* _Written instruction_:
In the records below, find each line with the word "soil" and copy it.

* _Provided records_:
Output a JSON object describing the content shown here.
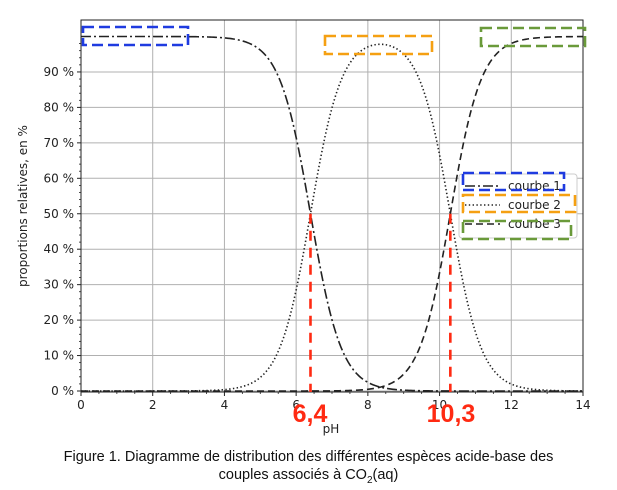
{
  "chart_data": {
    "type": "line",
    "title": "",
    "xlabel": "pH",
    "ylabel": "proportions relatives, en %",
    "xlim": [
      0,
      14
    ],
    "ylim": [
      0,
      100
    ],
    "x_ticks": [
      "0",
      "2",
      "4",
      "6",
      "8",
      "10",
      "12",
      "14"
    ],
    "y_ticks": [
      "0 %",
      "10 %",
      "20 %",
      "30 %",
      "40 %",
      "50 %",
      "60 %",
      "70 %",
      "80 %",
      "90 %"
    ],
    "grid": true,
    "legend_position": "right",
    "pKa": [
      6.4,
      10.3
    ],
    "series": [
      {
        "name": "courbe 1",
        "line_style": "dashdot",
        "color": "#222222",
        "x": [
          0,
          2,
          4,
          4.5,
          5,
          5.5,
          6,
          6.4,
          7,
          7.5,
          8,
          8.5,
          9,
          10,
          11,
          12,
          14
        ],
        "y": [
          100,
          99.9,
          99.6,
          99.2,
          97.5,
          88.8,
          71.5,
          50.0,
          20.1,
          7.3,
          2.4,
          0.8,
          0.2,
          0,
          0,
          0,
          0
        ]
      },
      {
        "name": "courbe 2",
        "line_style": "dotted",
        "color": "#222222",
        "x": [
          0,
          3,
          4,
          5,
          5.5,
          6,
          6.4,
          7,
          7.5,
          8,
          8.3,
          8.5,
          9,
          9.5,
          10,
          10.3,
          11,
          12,
          14
        ],
        "y": [
          0,
          0.1,
          0.4,
          3.8,
          11.2,
          28.5,
          50.0,
          79.9,
          92.6,
          96.8,
          97.5,
          97.2,
          94.9,
          87.7,
          66.6,
          50.0,
          16.6,
          2.0,
          0
        ]
      },
      {
        "name": "courbe 3",
        "line_style": "dashed",
        "color": "#222222",
        "x": [
          0,
          4,
          6,
          7,
          8,
          8.5,
          9,
          9.5,
          10,
          10.3,
          10.5,
          11,
          11.5,
          12,
          13,
          14
        ],
        "y": [
          0,
          0,
          0,
          0,
          0.8,
          1.9,
          4.8,
          12.3,
          33.3,
          50.0,
          61.3,
          83.4,
          94.1,
          98.0,
          99.8,
          100
        ]
      }
    ],
    "annotations": [
      "6,4",
      "10,3"
    ]
  },
  "caption": {
    "line1": "Figure 1. Diagramme de distribution des différentes espèces acide-base des",
    "line2_prefix": "couples associés à CO",
    "line2_sub": "2",
    "line2_suffix": "(aq)"
  },
  "colors": {
    "curve": "#222222",
    "grid": "#b0b0b0",
    "annotation_red": "#ff2a12",
    "box_blue": "#1f3be0",
    "box_orange": "#f5a012",
    "box_green": "#6a9a3a"
  }
}
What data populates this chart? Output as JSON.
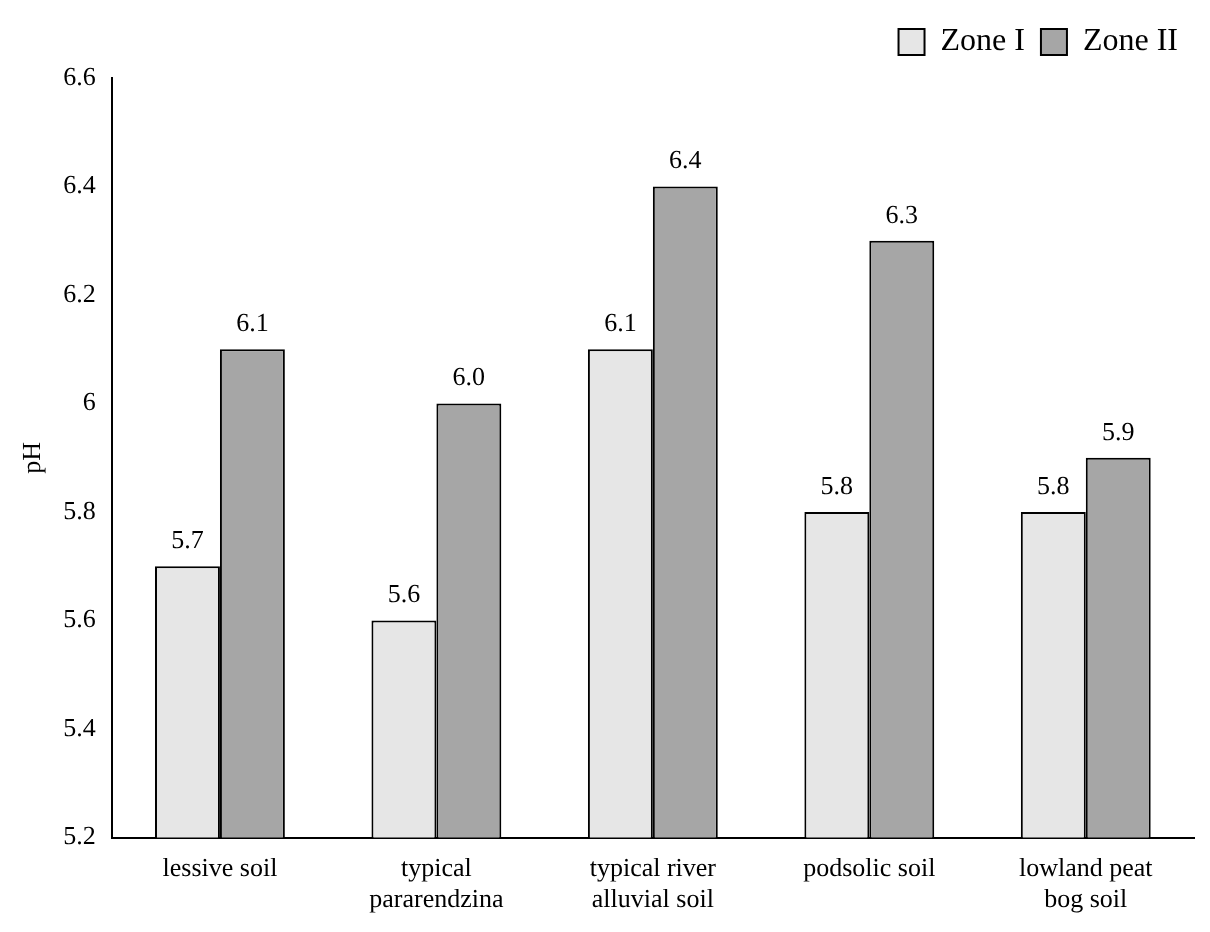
{
  "chart_data": {
    "type": "bar",
    "ylabel": "pH",
    "categories": [
      "lessive soil",
      "typical pararendzina",
      "typical river alluvial soil",
      "podsolic soil",
      "lowland peat bog soil"
    ],
    "series": [
      {
        "name": "Zone I",
        "color": "#e6e6e6",
        "values": [
          5.7,
          5.6,
          6.1,
          5.8,
          5.8
        ],
        "value_labels": [
          "5.7",
          "5.6",
          "6.1",
          "5.8",
          "5.8"
        ]
      },
      {
        "name": "Zone II",
        "color": "#a6a6a6",
        "values": [
          6.1,
          6.0,
          6.4,
          6.3,
          5.9
        ],
        "value_labels": [
          "6.1",
          "6.0",
          "6.4",
          "6.3",
          "5.9"
        ]
      }
    ],
    "ylim": [
      5.2,
      6.6
    ],
    "yticks": [
      5.2,
      5.4,
      5.6,
      5.8,
      6,
      6.2,
      6.4,
      6.6
    ],
    "grid": false,
    "legend": "top right"
  }
}
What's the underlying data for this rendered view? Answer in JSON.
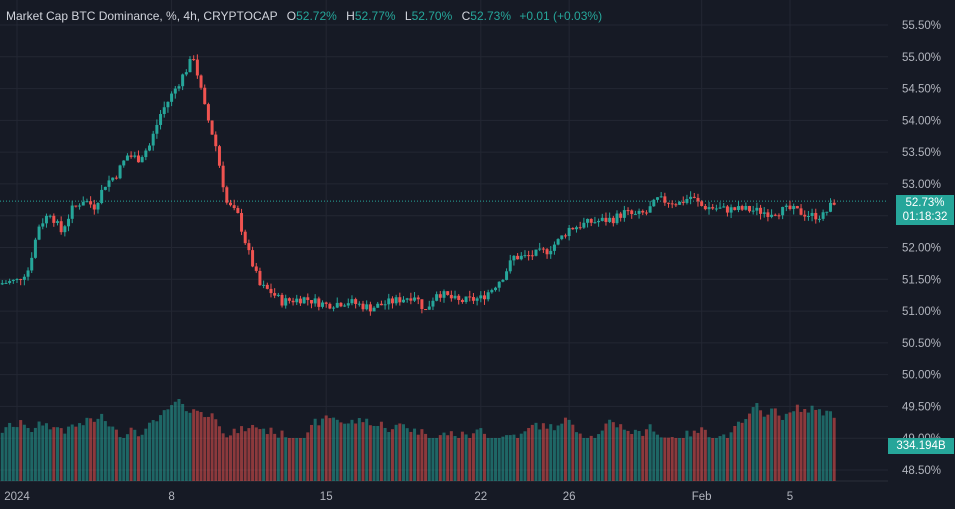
{
  "legend": {
    "symbol": "Market Cap BTC Dominance, %, 4h, CRYPTOCAP",
    "open_label": "O",
    "open": "52.72%",
    "high_label": "H",
    "high": "52.77%",
    "low_label": "L",
    "low": "52.70%",
    "close_label": "C",
    "close": "52.73%",
    "change": "+0.01 (+0.03%)"
  },
  "price_tag": {
    "value": "52.73%",
    "countdown": "01:18:32"
  },
  "volume_tag": "334.194B",
  "colors": {
    "up": "#26a69a",
    "down": "#ef5350",
    "background": "#161a25",
    "grid": "#232733",
    "text": "#b2b5be"
  },
  "chart_data": {
    "type": "candlestick",
    "y_ticks": [
      "48.50%",
      "49.00%",
      "49.50%",
      "50.00%",
      "50.50%",
      "51.00%",
      "51.50%",
      "52.00%",
      "52.50%",
      "53.00%",
      "53.50%",
      "54.00%",
      "54.50%",
      "55.00%",
      "55.50%"
    ],
    "y_tick_values": [
      48.5,
      49.0,
      49.5,
      50.0,
      50.5,
      51.0,
      51.5,
      52.0,
      52.5,
      53.0,
      53.5,
      54.0,
      54.5,
      55.0,
      55.5
    ],
    "x_ticks": [
      {
        "label": "2024",
        "date": "2024-01-01"
      },
      {
        "label": "8",
        "date": "2024-01-08"
      },
      {
        "label": "15",
        "date": "2024-01-15"
      },
      {
        "label": "22",
        "date": "2024-01-22"
      },
      {
        "label": "26",
        "date": "2024-01-26"
      },
      {
        "label": "Feb",
        "date": "2024-02-01"
      },
      {
        "label": "5",
        "date": "2024-02-05"
      }
    ],
    "last_price": 52.73,
    "close_path": [
      [
        "2023-12-31",
        51.42
      ],
      [
        "2024-01-01",
        51.48
      ],
      [
        "2024-01-01 12:00",
        51.65
      ],
      [
        "2024-01-02",
        52.35
      ],
      [
        "2024-01-02 12:00",
        52.55
      ],
      [
        "2024-01-03",
        52.25
      ],
      [
        "2024-01-03 12:00",
        52.6
      ],
      [
        "2024-01-04",
        52.75
      ],
      [
        "2024-01-04 12:00",
        52.65
      ],
      [
        "2024-01-05",
        53.0
      ],
      [
        "2024-01-05 12:00",
        53.15
      ],
      [
        "2024-01-06",
        53.45
      ],
      [
        "2024-01-06 12:00",
        53.4
      ],
      [
        "2024-01-07",
        53.6
      ],
      [
        "2024-01-07 12:00",
        54.1
      ],
      [
        "2024-01-08",
        54.4
      ],
      [
        "2024-01-08 12:00",
        54.7
      ],
      [
        "2024-01-09",
        55.0
      ],
      [
        "2024-01-09 12:00",
        54.2
      ],
      [
        "2024-01-10",
        53.6
      ],
      [
        "2024-01-10 12:00",
        52.7
      ],
      [
        "2024-01-11",
        52.5
      ],
      [
        "2024-01-11 12:00",
        51.9
      ],
      [
        "2024-01-12",
        51.4
      ],
      [
        "2024-01-12 12:00",
        51.3
      ],
      [
        "2024-01-13",
        51.15
      ],
      [
        "2024-01-14",
        51.2
      ],
      [
        "2024-01-15",
        51.1
      ],
      [
        "2024-01-16",
        51.15
      ],
      [
        "2024-01-17",
        51.05
      ],
      [
        "2024-01-18",
        51.15
      ],
      [
        "2024-01-19",
        51.25
      ],
      [
        "2024-01-19 12:00",
        51.0
      ],
      [
        "2024-01-20",
        51.3
      ],
      [
        "2024-01-21",
        51.15
      ],
      [
        "2024-01-22",
        51.2
      ],
      [
        "2024-01-22 12:00",
        51.35
      ],
      [
        "2024-01-23",
        51.55
      ],
      [
        "2024-01-23 12:00",
        51.85
      ],
      [
        "2024-01-24",
        51.85
      ],
      [
        "2024-01-25",
        51.95
      ],
      [
        "2024-01-25 12:00",
        52.1
      ],
      [
        "2024-01-26",
        52.3
      ],
      [
        "2024-01-26 12:00",
        52.35
      ],
      [
        "2024-01-27",
        52.4
      ],
      [
        "2024-01-28",
        52.45
      ],
      [
        "2024-01-28 12:00",
        52.55
      ],
      [
        "2024-01-29",
        52.5
      ],
      [
        "2024-01-29 12:00",
        52.55
      ],
      [
        "2024-01-30",
        52.75
      ],
      [
        "2024-01-31",
        52.7
      ],
      [
        "2024-01-31 12:00",
        52.8
      ],
      [
        "2024-02-01",
        52.65
      ],
      [
        "2024-02-02",
        52.6
      ],
      [
        "2024-02-03",
        52.6
      ],
      [
        "2024-02-04",
        52.55
      ],
      [
        "2024-02-05",
        52.6
      ],
      [
        "2024-02-05 12:00",
        52.55
      ],
      [
        "2024-02-06",
        52.5
      ],
      [
        "2024-02-06 12:00",
        52.5
      ],
      [
        "2024-02-07",
        52.72
      ]
    ]
  }
}
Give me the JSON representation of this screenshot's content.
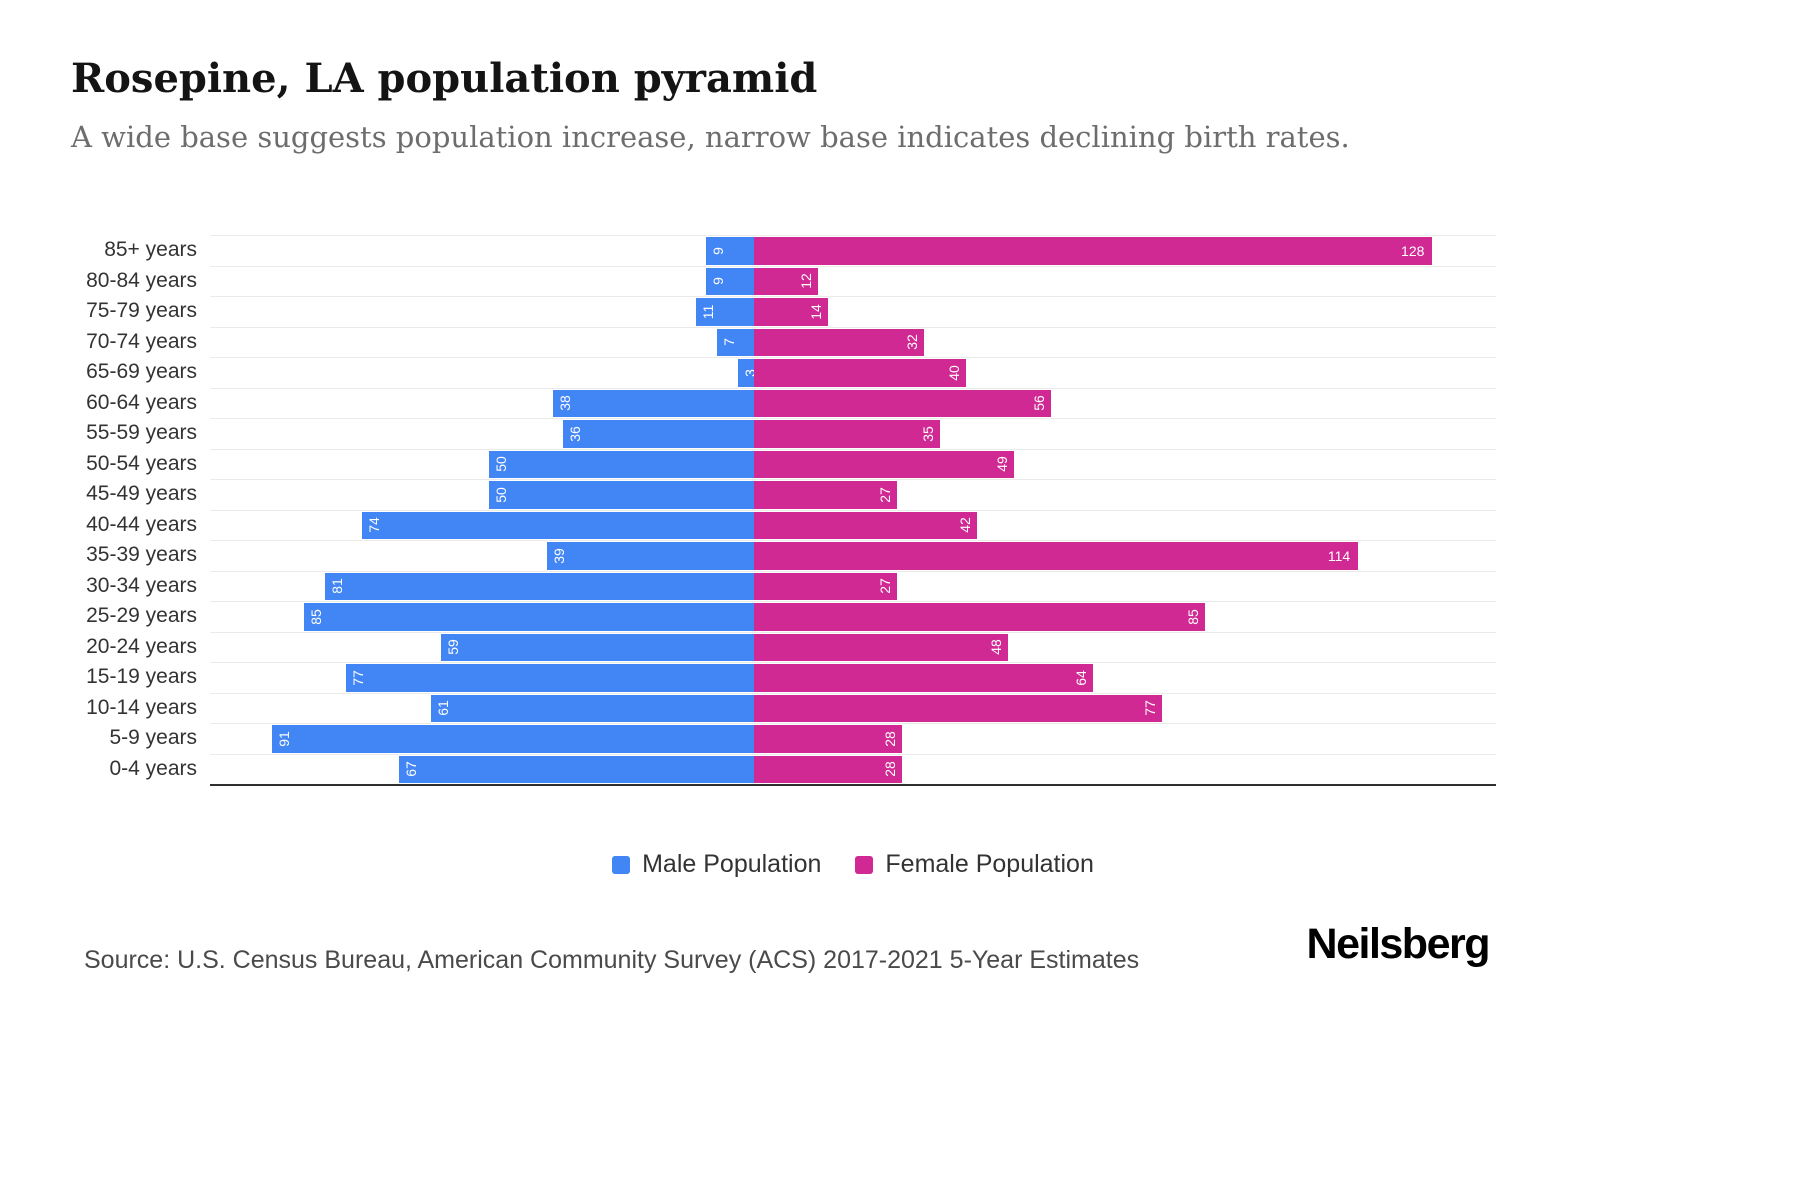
{
  "header": {
    "title": "Rosepine, LA population pyramid",
    "subtitle": "A wide base suggests population increase, narrow base indicates declining birth rates."
  },
  "chart_data": {
    "type": "bar",
    "subtype": "population-pyramid",
    "orientation": "horizontal",
    "grid": true,
    "legend_position": "bottom",
    "value_axis_visible": false,
    "value_label_color": "#ffffff",
    "categories": [
      "85+ years",
      "80-84 years",
      "75-79 years",
      "70-74 years",
      "65-69 years",
      "60-64 years",
      "55-59 years",
      "50-54 years",
      "45-49 years",
      "40-44 years",
      "35-39 years",
      "30-34 years",
      "25-29 years",
      "20-24 years",
      "15-19 years",
      "10-14 years",
      "5-9 years",
      "0-4 years"
    ],
    "series": [
      {
        "name": "Male Population",
        "side": "left",
        "color": "#4285f4",
        "values": [
          9,
          9,
          11,
          7,
          3,
          38,
          36,
          50,
          50,
          74,
          39,
          81,
          85,
          59,
          77,
          61,
          91,
          67
        ]
      },
      {
        "name": "Female Population",
        "side": "right",
        "color": "#d02994",
        "values": [
          128,
          12,
          14,
          32,
          40,
          56,
          35,
          49,
          27,
          42,
          114,
          27,
          85,
          48,
          64,
          77,
          28,
          28
        ]
      }
    ]
  },
  "footer": {
    "source": "Source: U.S. Census Bureau, American Community Survey (ACS) 2017-2021 5-Year Estimates",
    "brand": "Neilsberg"
  }
}
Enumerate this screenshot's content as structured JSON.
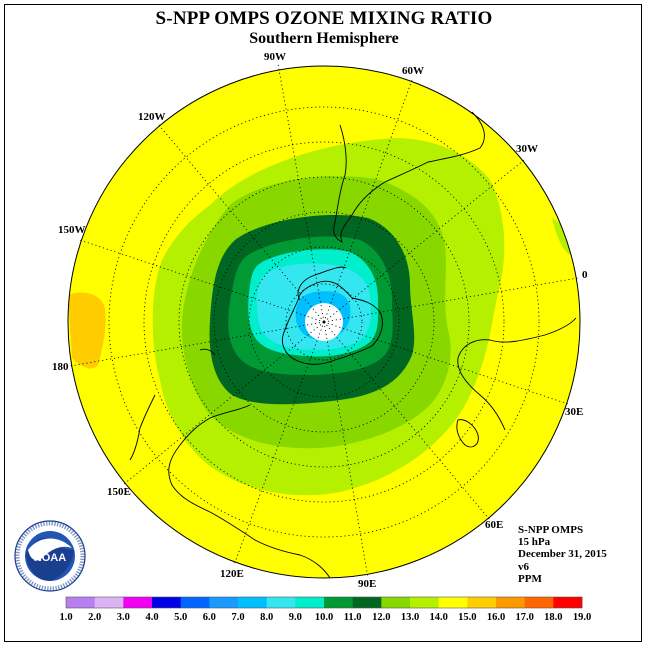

* _Solution to the exercise_:
      "lessive soil",
      "typical river alluvial soil",
      "podsolic soil",
      "lowland peat bog soil"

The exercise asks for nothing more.